■ WHAT IS ASKED:
Find each line containing the word "március" and report how many there are. Add nothing else.

■ INPUT ROWS:

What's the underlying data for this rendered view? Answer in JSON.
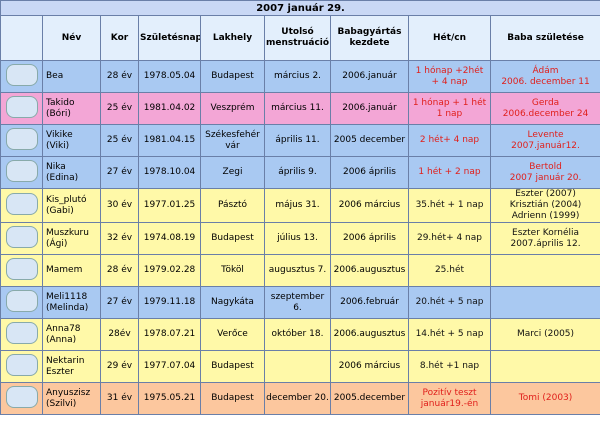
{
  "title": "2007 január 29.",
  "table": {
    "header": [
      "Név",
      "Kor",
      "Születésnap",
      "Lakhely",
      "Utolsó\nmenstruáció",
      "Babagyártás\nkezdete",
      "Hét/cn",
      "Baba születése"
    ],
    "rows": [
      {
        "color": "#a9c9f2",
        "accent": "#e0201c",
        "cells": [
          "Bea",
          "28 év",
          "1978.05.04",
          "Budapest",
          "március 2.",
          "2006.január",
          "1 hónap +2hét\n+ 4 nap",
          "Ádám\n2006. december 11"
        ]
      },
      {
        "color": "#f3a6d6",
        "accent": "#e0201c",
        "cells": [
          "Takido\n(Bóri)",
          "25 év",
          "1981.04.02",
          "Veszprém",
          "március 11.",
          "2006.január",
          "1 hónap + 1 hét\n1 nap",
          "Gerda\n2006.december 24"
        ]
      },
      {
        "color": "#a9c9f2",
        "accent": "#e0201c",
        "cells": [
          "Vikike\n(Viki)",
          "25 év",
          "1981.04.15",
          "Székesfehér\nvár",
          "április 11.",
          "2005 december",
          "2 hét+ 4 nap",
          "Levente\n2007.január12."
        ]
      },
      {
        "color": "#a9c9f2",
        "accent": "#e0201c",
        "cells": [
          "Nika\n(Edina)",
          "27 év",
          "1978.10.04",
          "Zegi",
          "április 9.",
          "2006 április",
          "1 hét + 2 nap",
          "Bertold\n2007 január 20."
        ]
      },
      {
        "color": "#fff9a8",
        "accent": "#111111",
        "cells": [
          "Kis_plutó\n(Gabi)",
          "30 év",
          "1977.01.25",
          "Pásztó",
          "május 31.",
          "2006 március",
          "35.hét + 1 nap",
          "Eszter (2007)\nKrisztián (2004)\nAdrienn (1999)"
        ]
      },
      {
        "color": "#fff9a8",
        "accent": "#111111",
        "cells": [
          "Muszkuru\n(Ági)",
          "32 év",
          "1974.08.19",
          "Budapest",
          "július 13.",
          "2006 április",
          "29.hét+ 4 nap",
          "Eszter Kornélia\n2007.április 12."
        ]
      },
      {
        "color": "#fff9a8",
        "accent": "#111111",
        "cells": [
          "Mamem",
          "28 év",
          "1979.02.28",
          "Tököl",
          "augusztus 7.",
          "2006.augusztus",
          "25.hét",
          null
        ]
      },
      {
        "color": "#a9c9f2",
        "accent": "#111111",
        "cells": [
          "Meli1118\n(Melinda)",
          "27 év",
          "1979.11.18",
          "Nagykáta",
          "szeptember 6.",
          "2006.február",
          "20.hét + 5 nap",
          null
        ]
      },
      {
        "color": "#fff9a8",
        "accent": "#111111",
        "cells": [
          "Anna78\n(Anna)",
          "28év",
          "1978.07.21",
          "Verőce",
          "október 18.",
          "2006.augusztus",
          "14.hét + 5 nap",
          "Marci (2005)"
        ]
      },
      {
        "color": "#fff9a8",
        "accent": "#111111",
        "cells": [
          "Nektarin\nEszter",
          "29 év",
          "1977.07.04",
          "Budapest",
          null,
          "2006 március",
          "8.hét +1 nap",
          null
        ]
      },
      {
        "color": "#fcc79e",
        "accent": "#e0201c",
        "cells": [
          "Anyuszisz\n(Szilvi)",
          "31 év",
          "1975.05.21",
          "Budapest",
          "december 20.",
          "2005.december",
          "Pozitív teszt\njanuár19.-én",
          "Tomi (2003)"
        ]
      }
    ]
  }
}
...
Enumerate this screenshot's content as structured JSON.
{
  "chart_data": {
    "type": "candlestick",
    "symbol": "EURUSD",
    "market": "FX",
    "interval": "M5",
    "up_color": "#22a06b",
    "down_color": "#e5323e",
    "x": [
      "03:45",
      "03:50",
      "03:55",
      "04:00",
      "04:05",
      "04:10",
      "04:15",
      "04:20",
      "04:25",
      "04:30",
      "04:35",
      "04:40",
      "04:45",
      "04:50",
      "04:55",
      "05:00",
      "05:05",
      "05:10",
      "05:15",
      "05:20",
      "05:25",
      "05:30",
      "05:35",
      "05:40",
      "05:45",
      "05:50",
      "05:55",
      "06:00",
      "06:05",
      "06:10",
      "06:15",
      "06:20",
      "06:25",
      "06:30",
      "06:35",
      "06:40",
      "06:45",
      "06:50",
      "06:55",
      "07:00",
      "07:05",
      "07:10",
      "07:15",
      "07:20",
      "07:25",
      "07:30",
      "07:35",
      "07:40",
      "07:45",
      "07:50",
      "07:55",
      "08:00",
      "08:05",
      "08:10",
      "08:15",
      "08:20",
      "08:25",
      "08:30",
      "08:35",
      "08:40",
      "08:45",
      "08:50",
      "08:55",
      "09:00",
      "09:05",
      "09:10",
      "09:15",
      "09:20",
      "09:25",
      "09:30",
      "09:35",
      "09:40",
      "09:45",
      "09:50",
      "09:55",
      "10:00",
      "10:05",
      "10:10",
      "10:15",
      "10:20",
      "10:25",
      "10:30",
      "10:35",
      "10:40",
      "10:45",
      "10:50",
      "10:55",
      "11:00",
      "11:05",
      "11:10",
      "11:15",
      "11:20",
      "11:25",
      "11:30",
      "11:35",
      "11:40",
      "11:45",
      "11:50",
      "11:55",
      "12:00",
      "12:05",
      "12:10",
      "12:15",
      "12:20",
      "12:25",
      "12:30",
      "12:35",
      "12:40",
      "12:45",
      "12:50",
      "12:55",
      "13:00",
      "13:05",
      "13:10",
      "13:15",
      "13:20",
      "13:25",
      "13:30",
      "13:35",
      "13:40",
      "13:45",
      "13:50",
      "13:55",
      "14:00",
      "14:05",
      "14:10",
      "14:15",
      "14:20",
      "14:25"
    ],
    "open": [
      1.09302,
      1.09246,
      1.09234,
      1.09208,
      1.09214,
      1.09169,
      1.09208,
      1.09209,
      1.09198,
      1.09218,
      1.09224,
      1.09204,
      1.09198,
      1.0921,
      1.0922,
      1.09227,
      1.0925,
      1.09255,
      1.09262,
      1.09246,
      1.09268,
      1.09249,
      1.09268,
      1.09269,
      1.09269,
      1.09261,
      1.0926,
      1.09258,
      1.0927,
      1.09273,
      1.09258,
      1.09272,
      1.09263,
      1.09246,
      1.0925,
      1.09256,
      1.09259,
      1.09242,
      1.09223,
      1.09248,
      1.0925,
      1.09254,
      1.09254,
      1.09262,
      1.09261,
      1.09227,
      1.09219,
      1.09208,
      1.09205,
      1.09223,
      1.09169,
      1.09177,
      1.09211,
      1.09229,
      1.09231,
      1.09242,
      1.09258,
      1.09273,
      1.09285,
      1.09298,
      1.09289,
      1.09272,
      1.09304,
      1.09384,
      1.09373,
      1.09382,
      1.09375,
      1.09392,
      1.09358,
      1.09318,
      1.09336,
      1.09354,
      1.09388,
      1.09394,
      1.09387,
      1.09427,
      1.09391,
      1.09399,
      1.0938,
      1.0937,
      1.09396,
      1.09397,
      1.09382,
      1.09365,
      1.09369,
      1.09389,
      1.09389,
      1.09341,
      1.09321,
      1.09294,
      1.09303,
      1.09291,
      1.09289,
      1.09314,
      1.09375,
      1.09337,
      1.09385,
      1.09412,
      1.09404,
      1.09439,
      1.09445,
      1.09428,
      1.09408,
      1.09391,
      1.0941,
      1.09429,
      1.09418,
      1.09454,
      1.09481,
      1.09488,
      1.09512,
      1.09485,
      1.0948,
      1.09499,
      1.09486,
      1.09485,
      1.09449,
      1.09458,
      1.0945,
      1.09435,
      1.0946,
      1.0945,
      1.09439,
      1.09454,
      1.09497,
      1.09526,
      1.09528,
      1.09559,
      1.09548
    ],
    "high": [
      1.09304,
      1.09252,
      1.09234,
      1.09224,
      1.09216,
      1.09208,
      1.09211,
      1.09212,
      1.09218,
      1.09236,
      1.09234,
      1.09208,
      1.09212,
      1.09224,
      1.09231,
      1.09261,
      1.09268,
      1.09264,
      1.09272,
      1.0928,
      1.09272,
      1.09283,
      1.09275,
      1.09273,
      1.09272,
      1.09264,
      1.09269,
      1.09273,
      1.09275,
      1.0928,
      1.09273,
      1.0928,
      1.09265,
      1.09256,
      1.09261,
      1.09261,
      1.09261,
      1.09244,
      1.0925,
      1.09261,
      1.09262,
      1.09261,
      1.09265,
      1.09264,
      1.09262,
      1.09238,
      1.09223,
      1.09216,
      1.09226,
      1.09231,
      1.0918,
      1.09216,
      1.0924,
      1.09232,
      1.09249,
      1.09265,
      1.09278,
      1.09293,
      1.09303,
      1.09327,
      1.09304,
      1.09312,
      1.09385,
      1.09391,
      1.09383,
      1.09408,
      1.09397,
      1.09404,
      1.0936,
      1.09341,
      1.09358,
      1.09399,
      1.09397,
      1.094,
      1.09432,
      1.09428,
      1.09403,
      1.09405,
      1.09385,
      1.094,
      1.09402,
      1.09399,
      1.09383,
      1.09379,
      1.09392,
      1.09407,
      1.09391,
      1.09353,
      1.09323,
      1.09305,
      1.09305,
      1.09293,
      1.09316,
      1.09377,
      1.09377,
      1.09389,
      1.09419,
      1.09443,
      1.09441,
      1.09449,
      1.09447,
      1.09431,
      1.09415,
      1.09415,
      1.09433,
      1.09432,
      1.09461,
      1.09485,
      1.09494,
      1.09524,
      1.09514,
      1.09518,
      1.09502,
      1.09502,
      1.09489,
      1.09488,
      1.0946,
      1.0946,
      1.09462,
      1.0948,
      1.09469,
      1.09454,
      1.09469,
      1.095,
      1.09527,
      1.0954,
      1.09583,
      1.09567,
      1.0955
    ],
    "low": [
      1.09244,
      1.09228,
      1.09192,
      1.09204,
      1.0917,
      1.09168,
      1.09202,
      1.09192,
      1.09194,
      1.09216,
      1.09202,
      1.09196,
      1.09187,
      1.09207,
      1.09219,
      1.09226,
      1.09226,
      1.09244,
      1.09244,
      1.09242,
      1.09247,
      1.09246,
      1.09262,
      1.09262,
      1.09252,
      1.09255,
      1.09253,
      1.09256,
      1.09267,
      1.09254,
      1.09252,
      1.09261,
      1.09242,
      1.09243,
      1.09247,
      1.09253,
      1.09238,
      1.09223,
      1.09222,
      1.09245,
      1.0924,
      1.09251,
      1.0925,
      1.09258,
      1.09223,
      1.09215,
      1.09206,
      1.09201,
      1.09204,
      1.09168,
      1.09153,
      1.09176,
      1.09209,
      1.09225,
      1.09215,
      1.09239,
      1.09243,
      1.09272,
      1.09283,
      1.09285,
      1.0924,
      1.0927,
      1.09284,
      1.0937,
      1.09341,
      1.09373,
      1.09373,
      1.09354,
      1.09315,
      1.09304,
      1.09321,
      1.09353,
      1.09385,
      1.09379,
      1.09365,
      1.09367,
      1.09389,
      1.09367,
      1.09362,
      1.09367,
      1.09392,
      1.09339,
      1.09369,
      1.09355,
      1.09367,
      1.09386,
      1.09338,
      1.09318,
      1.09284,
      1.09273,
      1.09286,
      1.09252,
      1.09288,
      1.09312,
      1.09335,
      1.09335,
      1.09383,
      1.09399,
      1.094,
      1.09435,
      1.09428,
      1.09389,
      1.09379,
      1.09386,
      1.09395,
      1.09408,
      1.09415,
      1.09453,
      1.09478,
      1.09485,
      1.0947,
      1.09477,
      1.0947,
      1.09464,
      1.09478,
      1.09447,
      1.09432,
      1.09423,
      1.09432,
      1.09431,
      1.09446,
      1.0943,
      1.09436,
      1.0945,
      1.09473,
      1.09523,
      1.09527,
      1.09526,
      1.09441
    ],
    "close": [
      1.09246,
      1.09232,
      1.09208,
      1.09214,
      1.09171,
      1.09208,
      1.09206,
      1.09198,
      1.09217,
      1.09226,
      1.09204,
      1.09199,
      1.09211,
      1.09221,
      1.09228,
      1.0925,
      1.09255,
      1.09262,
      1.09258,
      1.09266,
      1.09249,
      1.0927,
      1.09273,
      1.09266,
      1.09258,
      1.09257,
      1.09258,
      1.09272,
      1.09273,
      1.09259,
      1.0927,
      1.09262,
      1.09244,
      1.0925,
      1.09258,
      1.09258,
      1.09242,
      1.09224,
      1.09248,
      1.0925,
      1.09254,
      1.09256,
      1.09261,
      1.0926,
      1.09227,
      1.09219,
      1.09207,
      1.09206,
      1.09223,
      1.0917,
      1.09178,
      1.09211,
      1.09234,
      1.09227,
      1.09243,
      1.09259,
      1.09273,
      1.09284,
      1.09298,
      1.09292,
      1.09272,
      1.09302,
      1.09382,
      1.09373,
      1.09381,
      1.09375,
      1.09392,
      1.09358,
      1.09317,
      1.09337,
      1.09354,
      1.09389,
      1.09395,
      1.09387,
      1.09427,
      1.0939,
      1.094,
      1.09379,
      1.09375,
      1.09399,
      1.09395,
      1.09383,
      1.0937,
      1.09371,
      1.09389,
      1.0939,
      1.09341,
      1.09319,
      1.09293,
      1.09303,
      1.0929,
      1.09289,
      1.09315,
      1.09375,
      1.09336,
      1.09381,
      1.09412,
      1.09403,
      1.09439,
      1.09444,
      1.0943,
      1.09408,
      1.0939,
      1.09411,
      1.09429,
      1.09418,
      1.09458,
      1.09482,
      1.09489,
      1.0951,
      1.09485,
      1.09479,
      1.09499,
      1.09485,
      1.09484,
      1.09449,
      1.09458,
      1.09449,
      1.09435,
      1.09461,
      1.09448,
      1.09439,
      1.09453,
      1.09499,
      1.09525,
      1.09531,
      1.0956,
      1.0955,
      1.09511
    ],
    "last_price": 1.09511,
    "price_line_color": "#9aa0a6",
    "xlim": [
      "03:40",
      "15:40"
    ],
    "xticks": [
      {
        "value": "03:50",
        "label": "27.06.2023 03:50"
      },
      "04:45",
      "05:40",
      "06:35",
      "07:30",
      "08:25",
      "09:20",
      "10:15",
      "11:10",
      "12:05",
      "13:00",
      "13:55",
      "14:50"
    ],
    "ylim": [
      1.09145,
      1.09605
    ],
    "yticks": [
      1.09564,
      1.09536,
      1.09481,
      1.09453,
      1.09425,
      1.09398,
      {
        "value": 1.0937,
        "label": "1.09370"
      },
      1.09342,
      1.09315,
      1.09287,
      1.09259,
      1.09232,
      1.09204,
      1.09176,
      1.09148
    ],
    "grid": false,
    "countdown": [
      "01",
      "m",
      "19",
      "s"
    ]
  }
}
==
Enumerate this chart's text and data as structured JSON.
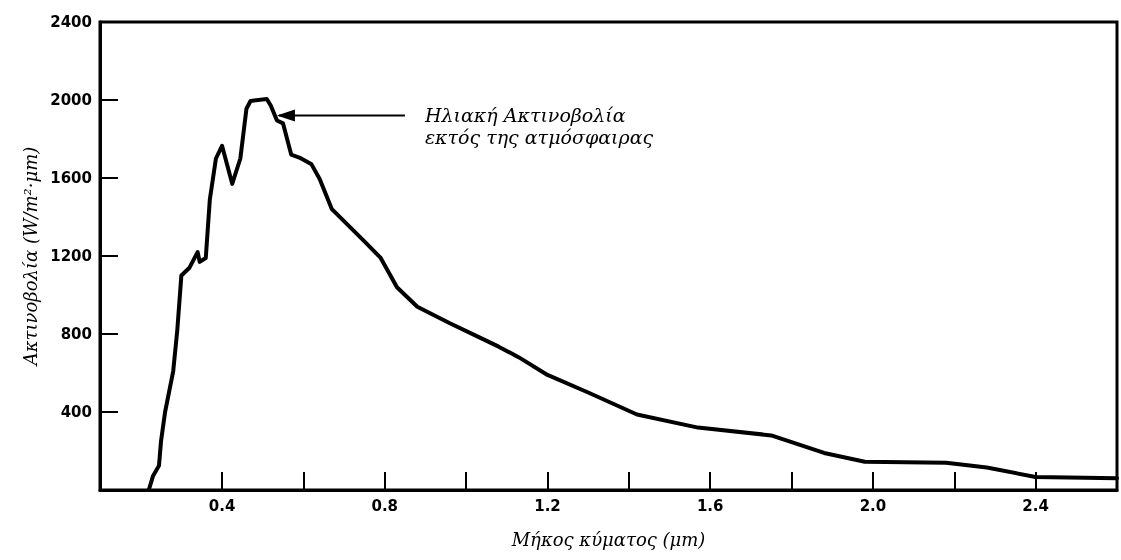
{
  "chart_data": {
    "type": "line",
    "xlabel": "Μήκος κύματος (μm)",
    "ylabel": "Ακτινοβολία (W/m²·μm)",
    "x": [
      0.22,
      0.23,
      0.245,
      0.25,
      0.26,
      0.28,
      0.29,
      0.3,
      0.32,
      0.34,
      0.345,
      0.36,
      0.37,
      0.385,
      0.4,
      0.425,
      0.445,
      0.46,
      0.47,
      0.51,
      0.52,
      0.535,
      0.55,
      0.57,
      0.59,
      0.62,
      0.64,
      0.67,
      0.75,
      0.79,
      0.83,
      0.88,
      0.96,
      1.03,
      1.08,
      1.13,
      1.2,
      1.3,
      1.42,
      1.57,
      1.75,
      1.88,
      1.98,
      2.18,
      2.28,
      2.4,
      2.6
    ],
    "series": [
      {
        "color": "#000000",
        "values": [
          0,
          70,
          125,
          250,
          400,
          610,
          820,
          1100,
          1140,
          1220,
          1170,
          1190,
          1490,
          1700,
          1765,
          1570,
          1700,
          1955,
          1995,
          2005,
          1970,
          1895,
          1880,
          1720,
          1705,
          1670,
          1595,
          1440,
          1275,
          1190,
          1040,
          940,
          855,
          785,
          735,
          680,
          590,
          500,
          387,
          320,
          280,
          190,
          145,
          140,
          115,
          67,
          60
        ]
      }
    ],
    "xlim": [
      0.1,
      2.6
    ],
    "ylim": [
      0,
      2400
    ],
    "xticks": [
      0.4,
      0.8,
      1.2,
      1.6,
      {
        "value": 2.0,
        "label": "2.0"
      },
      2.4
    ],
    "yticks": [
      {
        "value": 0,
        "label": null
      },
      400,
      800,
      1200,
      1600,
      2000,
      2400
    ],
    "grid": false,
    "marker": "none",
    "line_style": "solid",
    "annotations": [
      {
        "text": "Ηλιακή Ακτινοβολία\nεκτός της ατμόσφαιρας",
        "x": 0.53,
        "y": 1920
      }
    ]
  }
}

■ FULL SOLUTION:
4